[Instructions to follow]:
Check each line for the string "нарушений", then give only how many lines have it.

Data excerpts
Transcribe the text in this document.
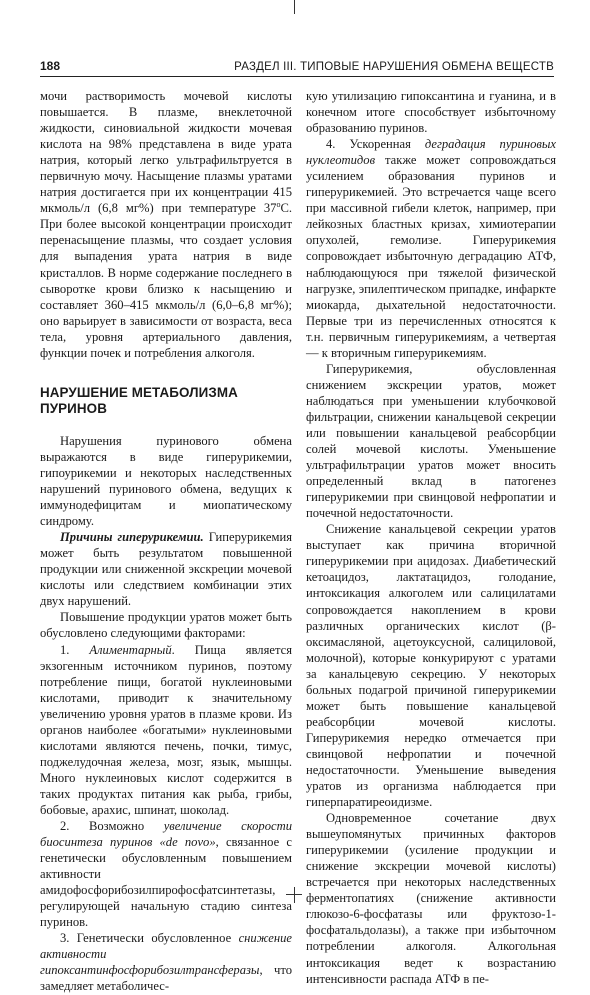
188	РАЗДЕЛ III. ТИПОВЫЕ НАРУШЕНИЯ ОБМЕНА ВЕЩЕСТВ

мочи растворимость мочевой кислоты повышается. В плазме, внеклеточной жидкости, синовиальной жидкости мочевая кислота на 98% представлена в виде урата натрия, который легко ультрафильтруется в первичную мочу. Насыщение плазмы уратами натрия достигается при их концентрации 415 мкмоль/л (6,8 мг%) при температуре $37^оС$. При более высокой концентрации происходит перенасыщение плазмы, что создает условия для выпадения урата натрия в виде кристаллов. В норме содержание последнего в сыворотке крови близко к насыщению и составляет 360–415 мкмоль/л (6,0–6,8 мг%); оно варьирует в зависимости от возраста, веса тела, уровня артериального давления, функции почек и потребления алкоголя.

НАРУШЕНИЕ МЕТАБОЛИЗМА ПУРИНОВ

Нарушения пуринового обмена выражаются в виде гиперурикемии, гипоурикемии и некоторых наследственных нарушений пуринового обмена, ведущих к иммунодефицитам и миопатическому синдрому.

Причины гиперурикемии. Гиперурикемия может быть результатом повышенной продукции или сниженной экскреции мочевой кислоты или следствием комбинации этих двух нарушений.

Повышение продукции уратов может быть обусловлено следующими факторами:

1. Алиментарный. Пища является экзогенным источником пуринов, поэтому потребление пищи, богатой нуклеиновыми кислотами, приводит к значительному увеличению уровня уратов в плазме крови. Из органов наиболее «богатыми» нуклеиновыми кислотами являются печень, почки, тимус, поджелудочная железа, мозг, язык, мышцы. Много нуклеиновых кислот содержится в таких продуктах питания как рыба, грибы, бобовые, арахис, шпинат, шоколад.

2. Возможно увеличение скорости биосинтеза пуринов «de novo», связанное с генетически обусловленным повышением активности амидофосфорибозилпирофосфатсинтетазы, регулирующей начальную стадию синтеза пуринов.

3. Генетически обусловленное снижение активности гипоксантинфосфорибозилтрансферазы, что замедляет метаболичес-

кую утилизацию гипоксантина и гуанина, и в конечном итоге способствует избыточному образованию пуринов.

4. Ускоренная деградация пуриновых нуклеотидов также может сопровождаться усилением образования пуринов и гиперурикемией. Это встречается чаще всего при массивной гибели клеток, например, при лейкозных бластных кризах, химиотерапии опухолей, гемолизе. Гиперурикемия сопровождает избыточную деградацию АТФ, наблюдающуюся при тяжелой физической нагрузке, эпилептическом припадке, инфаркте миокарда, дыхательной недостаточности. Первые три из перечисленных относятся к т.н. первичным гиперурикемиям, а четвертая — к вторичным гиперурикемиям.

Гиперурикемия, обусловленная снижением экскреции уратов, может наблюдаться при уменьшении клубочковой фильтрации, снижении канальцевой секреции или повышении канальцевой реабсорбции солей мочевой кислоты. Уменьшение ультрафильтрации уратов может вносить определенный вклад в патогенез гиперурикемии при свинцовой нефропатии и почечной недостаточности.

Снижение канальцевой секреции уратов выступает как причина вторичной гиперурикемии при ацидозах. Диабетический кетоацидоз, лактатацидоз, голодание, интоксикация алкоголем или салицилатами сопровождается накоплением в крови различных органических кислот (β-оксимасляной, ацетоуксусной, салициловой, молочной), которые конкурируют с уратами за канальцевую секрецию. У некоторых больных подагрой причиной гиперурикемии может быть повышение канальцевой реабсорбции мочевой кислоты. Гиперурикемия нередко отмечается при свинцовой нефропатии и почечной недостаточности. Уменьшение выведения уратов из организма наблюдается при гиперпаратиреоидизме.

Одновременное сочетание двух вышеупомянутых причинных факторов гиперурикемии (усиление продукции и снижение экскреции мочевой кислоты) встречается при некоторых наследственных ферментопатиях (снижение активности глюкозо-6-фосфатазы или фруктозо-1-фосфатальдолазы), а также при избыточном потреблении алкоголя. Алкогольная интоксикация ведет к возрастанию интенсивности распада АТФ в пе-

[Answer to this problem]:
2